**Given task**
In the copy, include every entry exactly but none of the pictures.
━━━━━ Dataset records
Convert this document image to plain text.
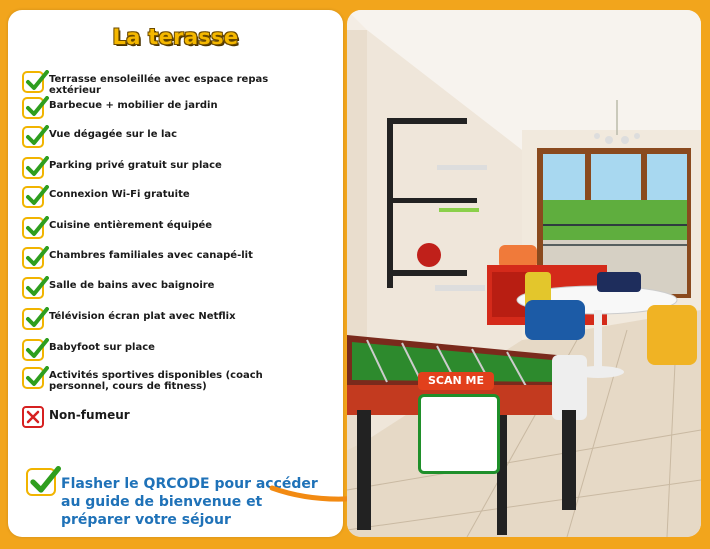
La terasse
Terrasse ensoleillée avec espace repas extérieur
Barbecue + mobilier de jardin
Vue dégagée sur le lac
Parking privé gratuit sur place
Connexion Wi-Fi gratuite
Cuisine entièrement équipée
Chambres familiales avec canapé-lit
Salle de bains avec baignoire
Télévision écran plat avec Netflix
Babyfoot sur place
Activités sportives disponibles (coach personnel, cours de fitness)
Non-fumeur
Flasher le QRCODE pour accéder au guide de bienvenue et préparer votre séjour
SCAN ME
━━━━━━━━━━
**Answer below**
Convert this document image to plain text.
La terasse
Terrasse ensoleillée avec espace repas extérieur
Barbecue + mobilier de jardin
Vue dégagée sur le lac
Parking privé gratuit sur place
Connexion Wi-Fi gratuite
Cuisine entièrement équipée
Chambres familiales avec canapé-lit
Salle de bains avec baignoire
Télévision écran plat avec Netflix
Babyfoot sur place
Activités sportives disponibles (coach personnel, cours de fitness)
Non-fumeur
Flasher le QRCODE pour accéder au guide de bienvenue et préparer votre séjour
SCAN ME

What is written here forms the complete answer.